What this task involves – Print all of the lines exactly. Any picture among them stays out.

[Dataset items]
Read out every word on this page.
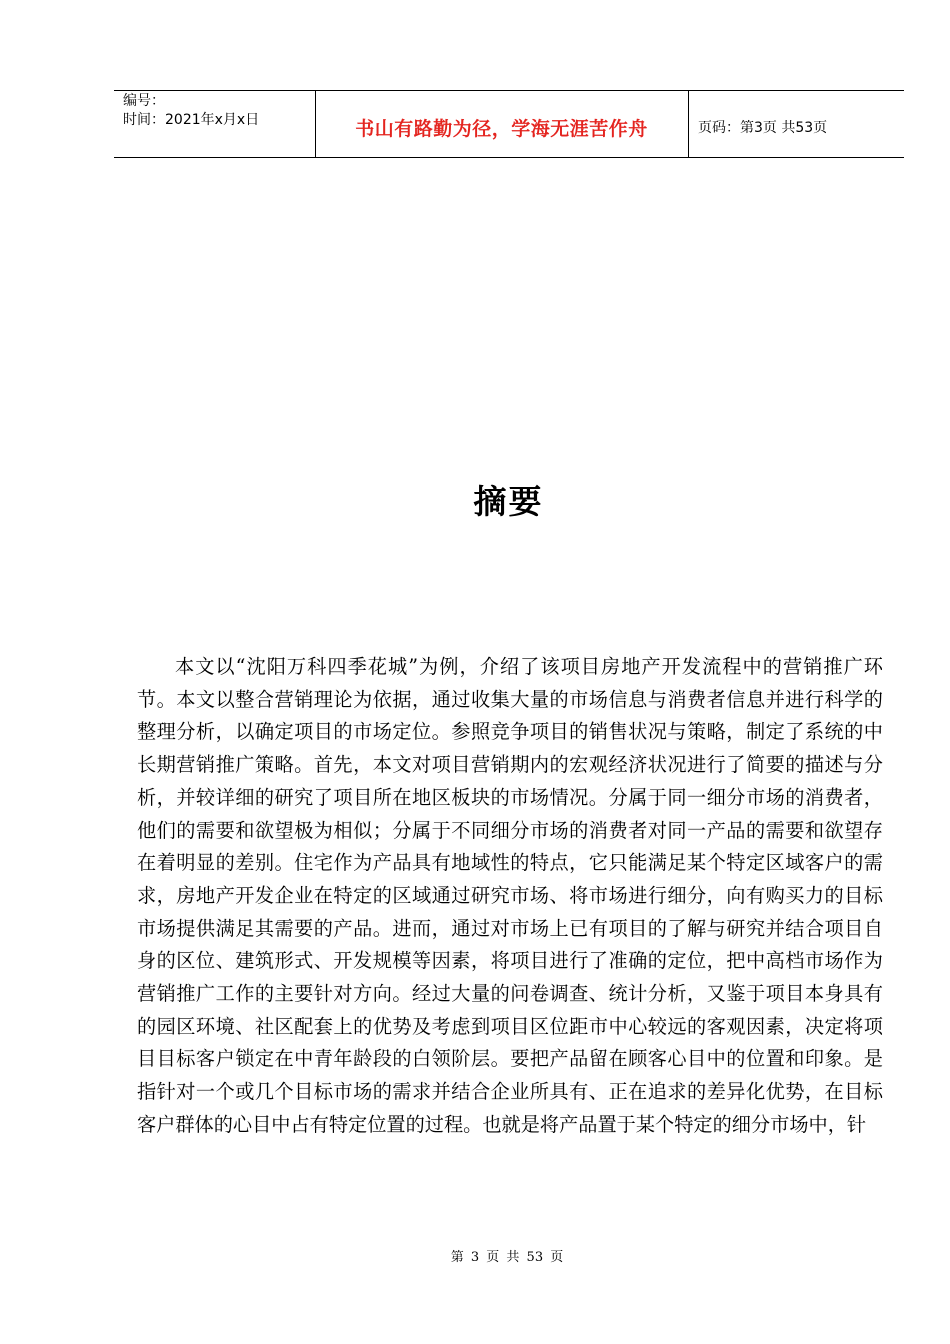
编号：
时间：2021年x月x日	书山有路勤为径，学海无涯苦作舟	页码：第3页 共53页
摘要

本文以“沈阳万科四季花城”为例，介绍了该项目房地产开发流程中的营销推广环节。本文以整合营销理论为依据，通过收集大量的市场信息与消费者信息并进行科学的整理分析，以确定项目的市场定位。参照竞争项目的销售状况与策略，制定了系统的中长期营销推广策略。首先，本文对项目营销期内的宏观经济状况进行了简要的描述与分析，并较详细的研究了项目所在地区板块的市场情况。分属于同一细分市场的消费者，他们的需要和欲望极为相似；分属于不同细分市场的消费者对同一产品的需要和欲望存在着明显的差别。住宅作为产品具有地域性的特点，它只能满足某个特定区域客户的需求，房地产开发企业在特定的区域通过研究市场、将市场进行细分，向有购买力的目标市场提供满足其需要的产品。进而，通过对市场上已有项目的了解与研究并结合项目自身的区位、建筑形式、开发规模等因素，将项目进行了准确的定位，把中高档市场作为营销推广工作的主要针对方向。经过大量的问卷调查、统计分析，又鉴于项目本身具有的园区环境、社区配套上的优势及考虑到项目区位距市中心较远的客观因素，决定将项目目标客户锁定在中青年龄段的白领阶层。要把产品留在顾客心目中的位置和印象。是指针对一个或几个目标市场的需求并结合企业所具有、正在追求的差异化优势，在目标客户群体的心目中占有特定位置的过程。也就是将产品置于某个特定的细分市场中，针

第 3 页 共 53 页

Solution for this exercise –
Read out every word on this page.
编号：
时间：2021年x月x日	书山有路勤为径，学海无涯苦作舟	页码：第3页 共53页
摘要

本文以“沈阳万科四季花城”为例，介绍了该项目房地产开发流程中的营销推广环节。本文以整合营销理论为依据，通过收集大量的市场信息与消费者信息并进行科学的整理分析，以确定项目的市场定位。参照竞争项目的销售状况与策略，制定了系统的中长期营销推广策略。首先，本文对项目营销期内的宏观经济状况进行了简要的描述与分析，并较详细的研究了项目所在地区板块的市场情况。分属于同一细分市场的消费者，他们的需要和欲望极为相似；分属于不同细分市场的消费者对同一产品的需要和欲望存在着明显的差别。住宅作为产品具有地域性的特点，它只能满足某个特定区域客户的需求，房地产开发企业在特定的区域通过研究市场、将市场进行细分，向有购买力的目标市场提供满足其需要的产品。进而，通过对市场上已有项目的了解与研究并结合项目自身的区位、建筑形式、开发规模等因素，将项目进行了准确的定位，把中高档市场作为营销推广工作的主要针对方向。经过大量的问卷调查、统计分析，又鉴于项目本身具有的园区环境、社区配套上的优势及考虑到项目区位距市中心较远的客观因素，决定将项目目标客户锁定在中青年龄段的白领阶层。要把产品留在顾客心目中的位置和印象。是指针对一个或几个目标市场的需求并结合企业所具有、正在追求的差异化优势，在目标客户群体的心目中占有特定位置的过程。也就是将产品置于某个特定的细分市场中，针

第 3 页 共 53 页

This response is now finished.